What is being asked: Only a number is wanted here: the number of lines of the data that include "importance".

Supplied material:
Begin

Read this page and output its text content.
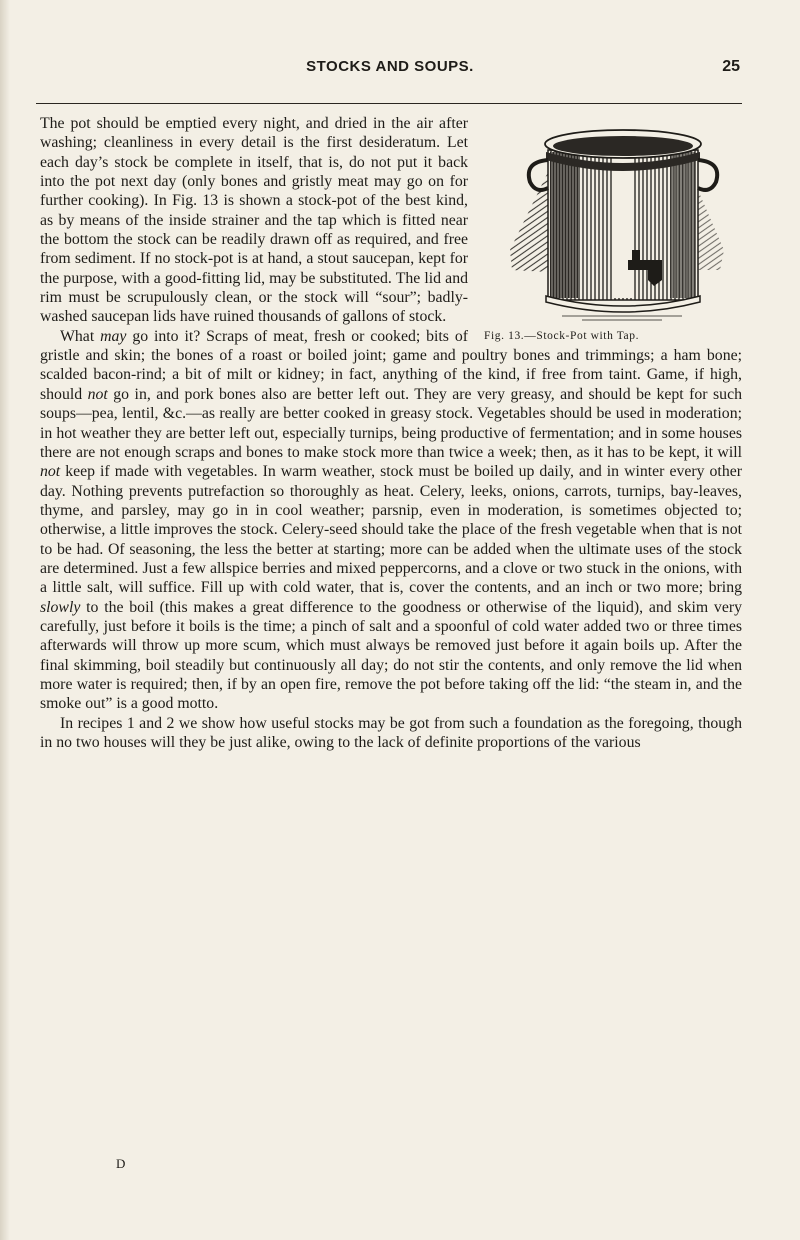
STOCKS AND SOUPS.	25
Fig. 13.—Stock-Pot with Tap.

The pot should be emptied every night, and dried in the air after washing; cleanliness in every detail is the first desideratum. Let each day’s stock be complete in itself, that is, do not put it back into the pot next day (only bones and gristly meat may go on for further cooking). In Fig. 13 is shown a stock-pot of the best kind, as by means of the inside strainer and the tap which is fitted near the bottom the stock can be readily drawn off as required, and free from sediment. If no stock-pot is at hand, a stout saucepan, kept for the purpose, with a good-fitting lid, may be substituted. The lid and rim must be scrupulously clean, or the stock will “sour”; badly-washed saucepan lids have ruined thousands of gallons of stock.

What may go into it? Scraps of meat, fresh or cooked; bits of gristle and skin; the bones of a roast or boiled joint; game and poultry bones and trimmings; a ham bone; scalded bacon-rind; a bit of milt or kidney; in fact, anything of the kind, if free from taint. Game, if high, should not go in, and pork bones also are better left out. They are very greasy, and should be kept for such soups—pea, lentil, &c.—as really are better cooked in greasy stock. Vegetables should be used in moderation; in hot weather they are better left out, especially turnips, being productive of fermentation; and in some houses there are not enough scraps and bones to make stock more than twice a week; then, as it has to be kept, it will not keep if made with vegetables. In warm weather, stock must be boiled up daily, and in winter every other day. Nothing prevents putrefaction so thoroughly as heat. Celery, leeks, onions, carrots, turnips, bay-leaves, thyme, and parsley, may go in in cool weather; parsnip, even in moderation, is sometimes objected to; otherwise, a little improves the stock. Celery-seed should take the place of the fresh vegetable when that is not to be had. Of seasoning, the less the better at starting; more can be added when the ultimate uses of the stock are determined. Just a few allspice berries and mixed peppercorns, and a clove or two stuck in the onions, with a little salt, will suffice. Fill up with cold water, that is, cover the contents, and an inch or two more; bring slowly to the boil (this makes a great difference to the goodness or otherwise of the liquid), and skim very carefully, just before it boils is the time; a pinch of salt and a spoonful of cold water added two or three times afterwards will throw up more scum, which must always be removed just before it again boils up. After the final skimming, boil steadily but continuously all day; do not stir the contents, and only remove the lid when more water is required; then, if by an open fire, remove the pot before taking off the lid: “the steam in, and the smoke out” is a good motto.

In recipes 1 and 2 we show how useful stocks may be got from such a foundation as the foregoing, though in no two houses will they be just alike, owing to the lack of definite proportions of the various

D
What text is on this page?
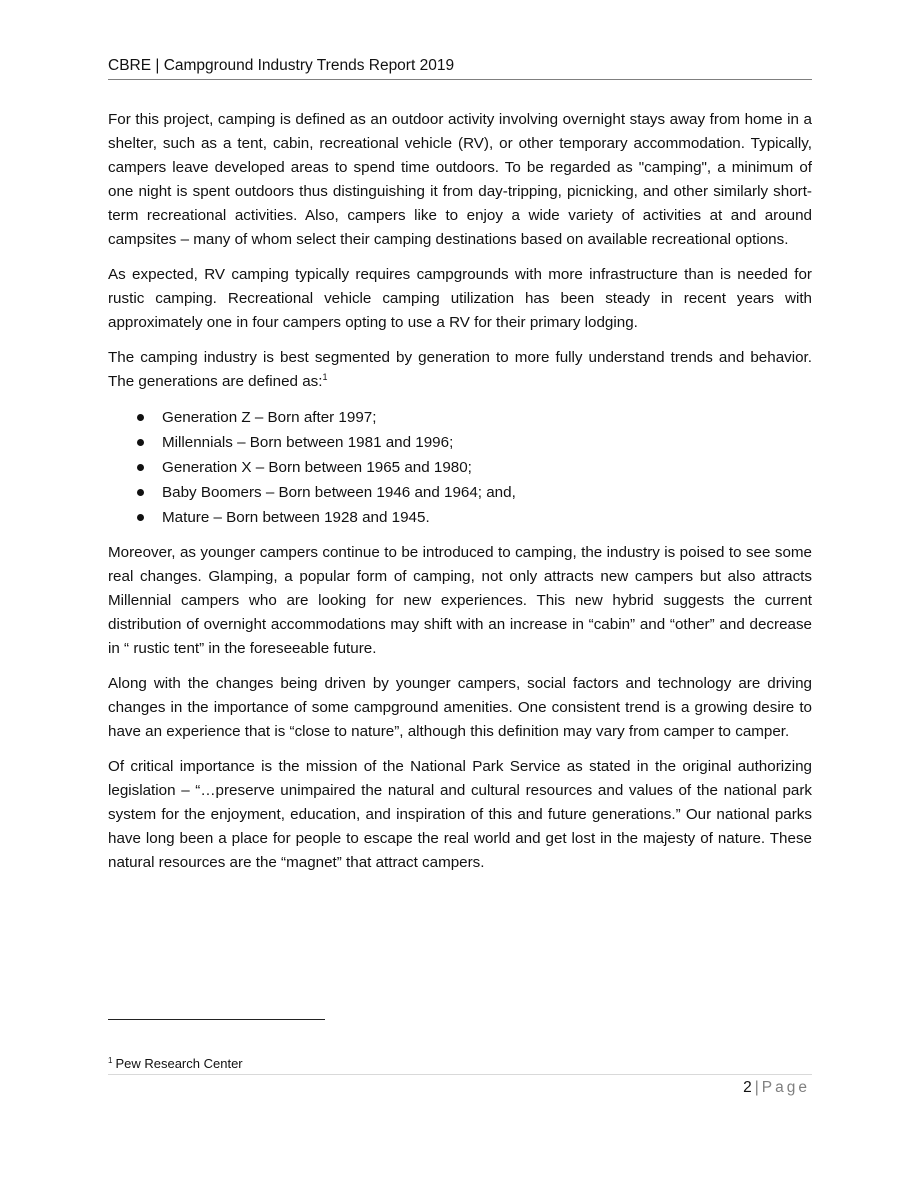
CBRE | Campground Industry Trends Report 2019

For this project, camping is defined as an outdoor activity involving overnight stays away from home in a shelter, such as a tent, cabin, recreational vehicle (RV), or other temporary accommodation. Typically, campers leave developed areas to spend time outdoors. To be regarded as "camping", a minimum of one night is spent outdoors thus distinguishing it from day-tripping, picnicking, and other similarly short-term recreational activities. Also, campers like to enjoy a wide variety of activities at and around campsites – many of whom select their camping destinations based on available recreational options.

As expected, RV camping typically requires campgrounds with more infrastructure than is needed for rustic camping. Recreational vehicle camping utilization has been steady in recent years with approximately one in four campers opting to use a RV for their primary lodging.

The camping industry is best segmented by generation to more fully understand trends and behavior. The generations are defined as:$^1$

Generation Z – Born after 1997;
Millennials – Born between 1981 and 1996;
Generation X – Born between 1965 and 1980;
Baby Boomers – Born between 1946 and 1964; and,
Mature – Born between 1928 and 1945.

Moreover, as younger campers continue to be introduced to camping, the industry is poised to see some real changes. Glamping, a popular form of camping, not only attracts new campers but also attracts Millennial campers who are looking for new experiences. This new hybrid suggests the current distribution of overnight accommodations may shift with an increase in “cabin” and “other” and decrease in “ rustic tent” in the foreseeable future.

Along with the changes being driven by younger campers, social factors and technology are driving changes in the importance of some campground amenities. One consistent trend is a growing desire to have an experience that is “close to nature”, although this definition may vary from camper to camper.

Of critical importance is the mission of the National Park Service as stated in the original authorizing legislation – “…preserve unimpaired the natural and cultural resources and values of the national park system for the enjoyment, education, and inspiration of this and future generations.” Our national parks have long been a place for people to escape the real world and get lost in the majesty of nature. These natural resources are the “magnet” that attract campers.

$^1$ Pew Research Center
2 | Page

End

Response to this task: 2